▶ [YOUR TASK]:
All entries must be repeated exactly; do not include the pictures.

Stored records:
================================

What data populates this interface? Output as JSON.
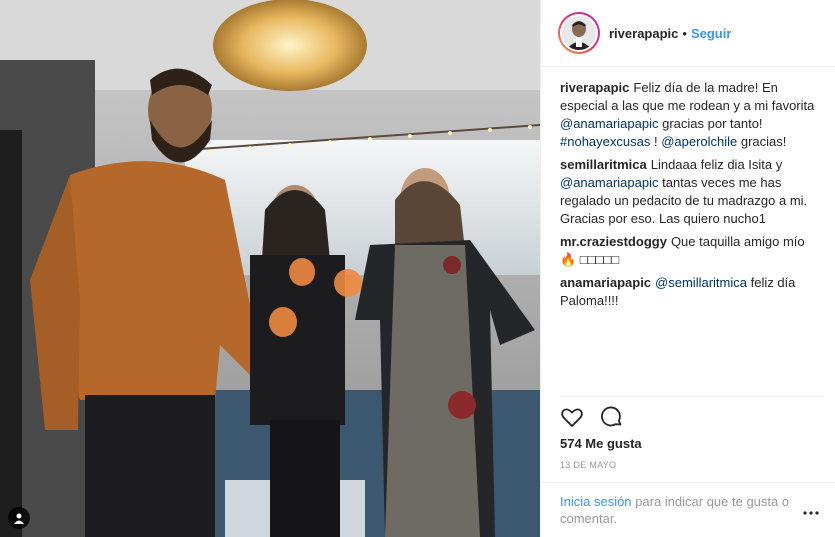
{
  "post": {
    "username": "riverapapic",
    "separator": "•",
    "follow_label": "Seguir"
  },
  "comments": [
    {
      "user": "riverapapic",
      "parts": [
        {
          "t": "Feliz día de la madre! En especial a las que me rodean y a mi favorita "
        },
        {
          "tag": "@anamariapapic"
        },
        {
          "t": " gracias por tanto! "
        },
        {
          "tag": "#nohayexcusas"
        },
        {
          "t": " ! "
        },
        {
          "tag": "@aperolchile"
        },
        {
          "t": " gracias!"
        }
      ]
    },
    {
      "user": "semillaritmica",
      "parts": [
        {
          "t": "Lindaaa feliz dia Isita y "
        },
        {
          "tag": "@anamariapapic"
        },
        {
          "t": " tantas veces me has regalado un pedacito de tu madrazgo a mi. Gracias por eso. Las quiero nucho1"
        }
      ]
    },
    {
      "user": "mr.craziestdoggy",
      "parts": [
        {
          "t": "Que taquilla amigo mío 🔥 □□□□□"
        }
      ]
    },
    {
      "user": "anamariapapic",
      "parts": [
        {
          "tag": "@semillaritmica"
        },
        {
          "t": " feliz día Paloma!!!!"
        }
      ]
    }
  ],
  "likes": "574 Me gusta",
  "date": "13 DE MAYO",
  "login": {
    "link": "Inicia sesión",
    "rest": " para indicar que te gusta o comentar."
  },
  "icons": {
    "like": "heart-icon",
    "comment": "comment-icon",
    "more": "more-options-icon",
    "user_tag": "user-tag-icon"
  },
  "colors": {
    "link": "#3897f0",
    "tag": "#003569",
    "muted": "#999999"
  }
}
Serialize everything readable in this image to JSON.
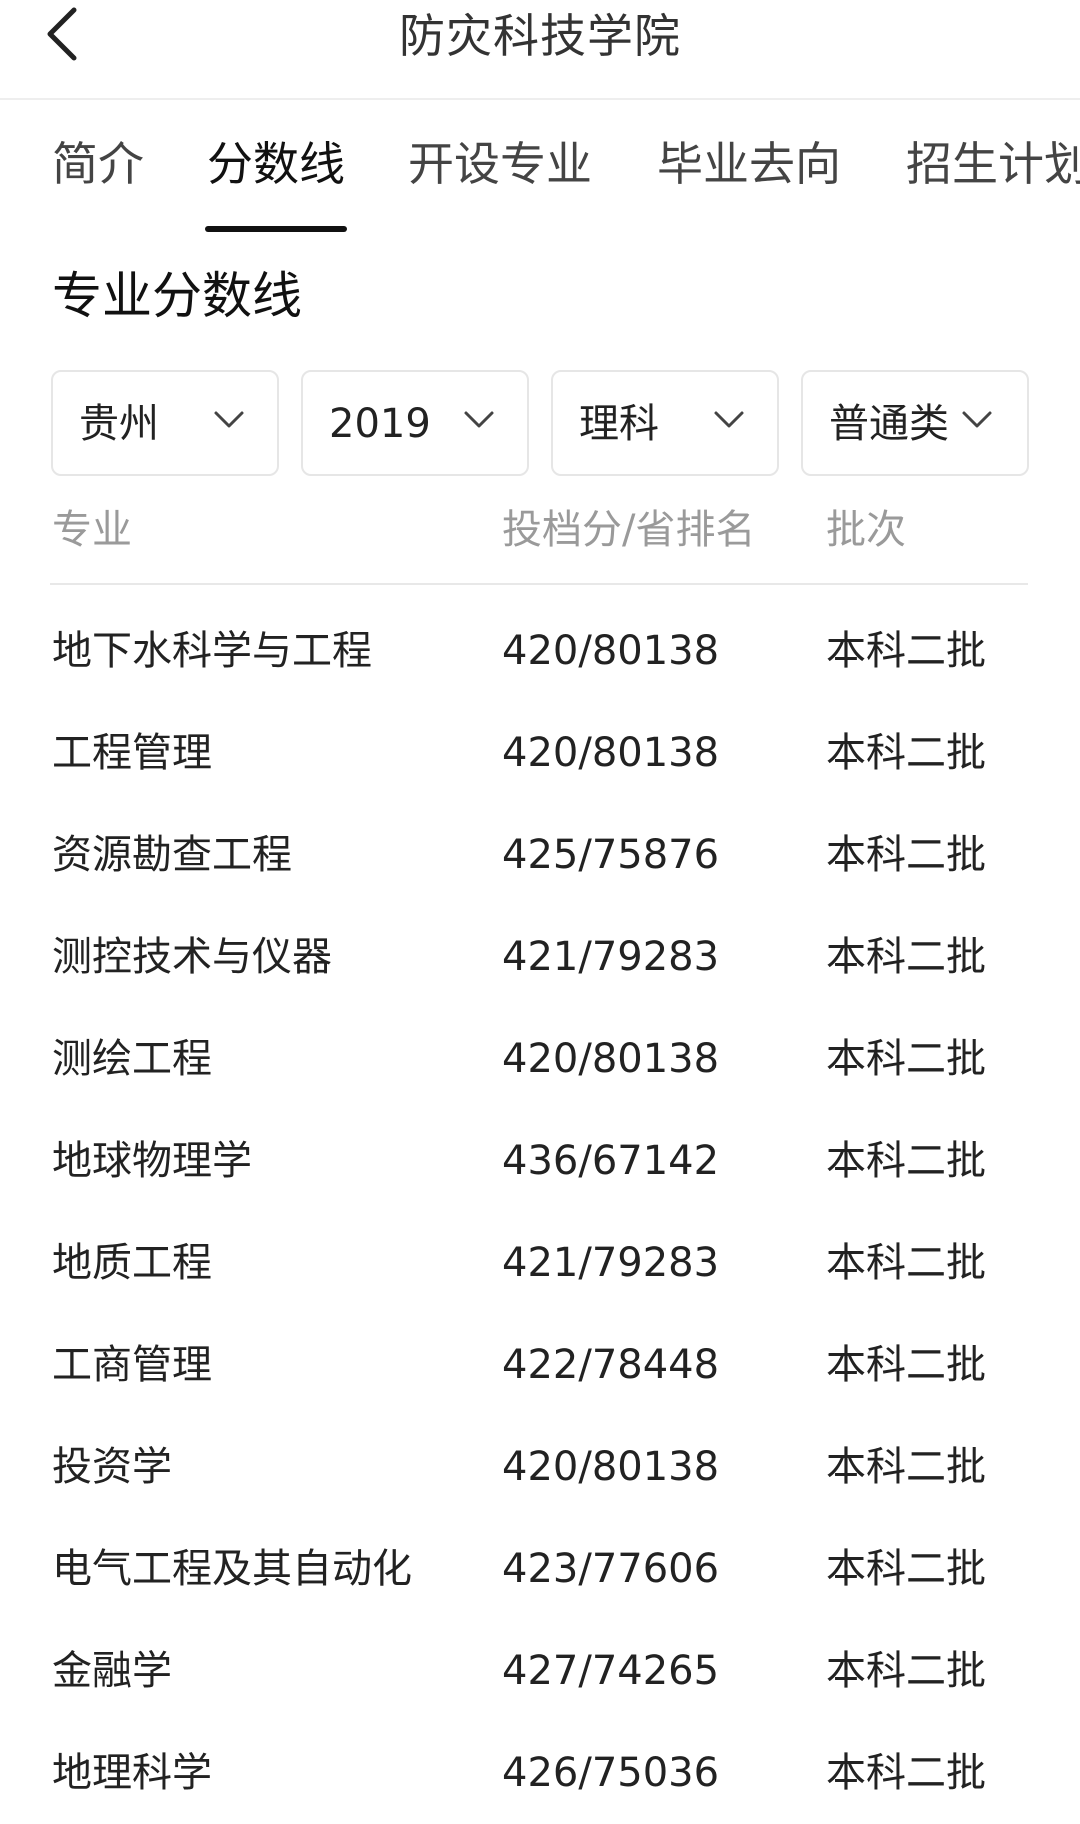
{
  "header": {
    "title": "防灾科技学院"
  },
  "tabs": [
    {
      "label": "简介"
    },
    {
      "label": "分数线"
    },
    {
      "label": "开设专业"
    },
    {
      "label": "毕业去向"
    },
    {
      "label": "招生计划"
    }
  ],
  "active_tab": "分数线",
  "section": {
    "title": "专业分数线"
  },
  "filters": [
    {
      "value": "贵州",
      "icon": "chevron-down-icon"
    },
    {
      "value": "2019",
      "icon": "chevron-down-icon"
    },
    {
      "value": "理科",
      "icon": "chevron-down-icon"
    },
    {
      "value": "普通类",
      "icon": "chevron-down-icon"
    }
  ],
  "table": {
    "columns": [
      "专业",
      "投档分/省排名",
      "批次"
    ],
    "rows": [
      {
        "major": "地下水科学与工程",
        "score": "420/80138",
        "batch": "本科二批"
      },
      {
        "major": "工程管理",
        "score": "420/80138",
        "batch": "本科二批"
      },
      {
        "major": "资源勘查工程",
        "score": "425/75876",
        "batch": "本科二批"
      },
      {
        "major": "测控技术与仪器",
        "score": "421/79283",
        "batch": "本科二批"
      },
      {
        "major": "测绘工程",
        "score": "420/80138",
        "batch": "本科二批"
      },
      {
        "major": "地球物理学",
        "score": "436/67142",
        "batch": "本科二批"
      },
      {
        "major": "地质工程",
        "score": "421/79283",
        "batch": "本科二批"
      },
      {
        "major": "工商管理",
        "score": "422/78448",
        "batch": "本科二批"
      },
      {
        "major": "投资学",
        "score": "420/80138",
        "batch": "本科二批"
      },
      {
        "major": "电气工程及其自动化",
        "score": "423/77606",
        "batch": "本科二批"
      },
      {
        "major": "金融学",
        "score": "427/74265",
        "batch": "本科二批"
      },
      {
        "major": "地理科学",
        "score": "426/75036",
        "batch": "本科二批"
      }
    ]
  }
}
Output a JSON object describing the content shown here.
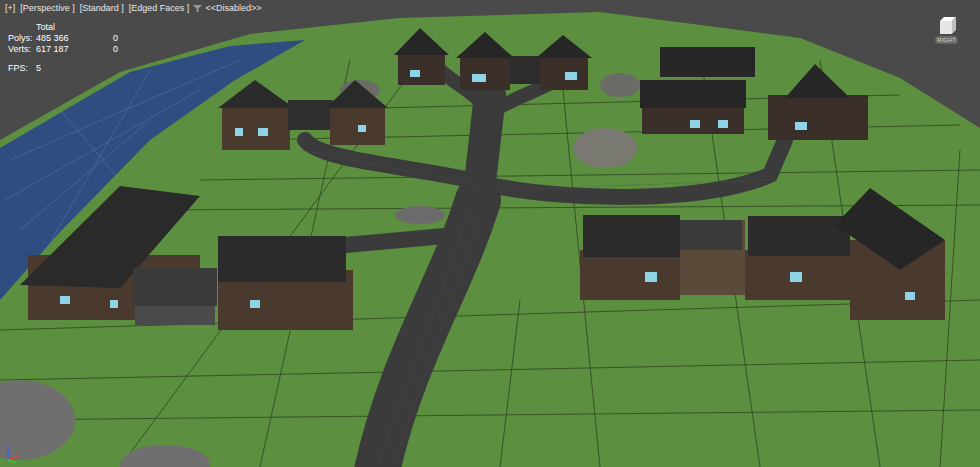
{
  "viewport": {
    "labels": [
      "[+]",
      "[Perspective ]",
      "[Standard ]",
      "[Edged Faces ]"
    ],
    "filter": "<<Disabled>>"
  },
  "stats": {
    "header": "Total",
    "rows": [
      {
        "label": "Polys:",
        "total": "485 366",
        "sel_value": "0"
      },
      {
        "label": "Verts:",
        "total": "617 187",
        "sel_value": "0"
      }
    ],
    "fps_label": "FPS:",
    "fps": "5"
  },
  "viewcube": {
    "face": "RIGHT"
  }
}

================================

▶ [TASK ANSWER]:
What data populates this interface? Output as JSON.
{
  "post": {
    "username": "riverapapic",
    "separator": "•",
    "follow_label": "Seguir"
  },
  "comments": [
    {
      "user": "riverapapic",
      "parts": [
        {
          "t": "Feliz día de la madre! En especial a las que me rodean y a mi favorita "
        },
        {
          "tag": "@anamariapapic"
        },
        {
          "t": " gracias por tanto! "
        },
        {
          "tag": "#nohayexcusas"
        },
        {
          "t": " ! "
        },
        {
          "tag": "@aperolchile"
        },
        {
          "t": " gracias!"
        }
      ]
    },
    {
      "user": "semillaritmica",
      "parts": [
        {
          "t": "Lindaaa feliz dia Isita y "
        },
        {
          "tag": "@anamariapapic"
        },
        {
          "t": " tantas veces me has regalado un pedacito de tu madrazgo a mi. Gracias por eso. Las quiero nucho1"
        }
      ]
    },
    {
      "user": "mr.craziestdoggy",
      "parts": [
        {
          "t": "Que taquilla amigo mío 🔥 □□□□□"
        }
      ]
    },
    {
      "user": "anamariapapic",
      "parts": [
        {
          "tag": "@semillaritmica"
        },
        {
          "t": " feliz día Paloma!!!!"
        }
      ]
    }
  ],
  "likes": "574 Me gusta",
  "date": "13 DE MAYO",
  "login": {
    "link": "Inicia sesión",
    "rest": " para indicar que te gusta o comentar."
  },
  "icons": {
    "like": "heart-icon",
    "comment": "comment-icon",
    "more": "more-options-icon",
    "user_tag": "user-tag-icon"
  },
  "colors": {
    "link": "#3897f0",
    "tag": "#003569",
    "muted": "#999999"
  }
}
Serialize everything readable in this image to JSON.
{
  "header": {
    "title": "防灾科技学院"
  },
  "tabs": [
    {
      "label": "简介"
    },
    {
      "label": "分数线"
    },
    {
      "label": "开设专业"
    },
    {
      "label": "毕业去向"
    },
    {
      "label": "招生计划"
    }
  ],
  "active_tab": "分数线",
  "section": {
    "title": "专业分数线"
  },
  "filters": [
    {
      "value": "贵州",
      "icon": "chevron-down-icon"
    },
    {
      "value": "2019",
      "icon": "chevron-down-icon"
    },
    {
      "value": "理科",
      "icon": "chevron-down-icon"
    },
    {
      "value": "普通类",
      "icon": "chevron-down-icon"
    }
  ],
  "table": {
    "columns": [
      "专业",
      "投档分/省排名",
      "批次"
    ],
    "rows": [
      {
        "major": "地下水科学与工程",
        "score": "420/80138",
        "batch": "本科二批"
      },
      {
        "major": "工程管理",
        "score": "420/80138",
        "batch": "本科二批"
      },
      {
        "major": "资源勘查工程",
        "score": "425/75876",
        "batch": "本科二批"
      },
      {
        "major": "测控技术与仪器",
        "score": "421/79283",
        "batch": "本科二批"
      },
      {
        "major": "测绘工程",
        "score": "420/80138",
        "batch": "本科二批"
      },
      {
        "major": "地球物理学",
        "score": "436/67142",
        "batch": "本科二批"
      },
      {
        "major": "地质工程",
        "score": "421/79283",
        "batch": "本科二批"
      },
      {
        "major": "工商管理",
        "score": "422/78448",
        "batch": "本科二批"
      },
      {
        "major": "投资学",
        "score": "420/80138",
        "batch": "本科二批"
      },
      {
        "major": "电气工程及其自动化",
        "score": "423/77606",
        "batch": "本科二批"
      },
      {
        "major": "金融学",
        "score": "427/74265",
        "batch": "本科二批"
      },
      {
        "major": "地理科学",
        "score": "426/75036",
        "batch": "本科二批"
      }
    ]
  }
}
Output a JSON object describing the content shown here.
{
  "viewport": {
    "labels": [
      "[+]",
      "[Perspective ]",
      "[Standard ]",
      "[Edged Faces ]"
    ],
    "filter": "<<Disabled>>"
  },
  "stats": {
    "header": "Total",
    "rows": [
      {
        "label": "Polys:",
        "total": "485 366",
        "sel_value": "0"
      },
      {
        "label": "Verts:",
        "total": "617 187",
        "sel_value": "0"
      }
    ],
    "fps_label": "FPS:",
    "fps": "5"
  },
  "viewcube": {
    "face": "RIGHT"
  }
}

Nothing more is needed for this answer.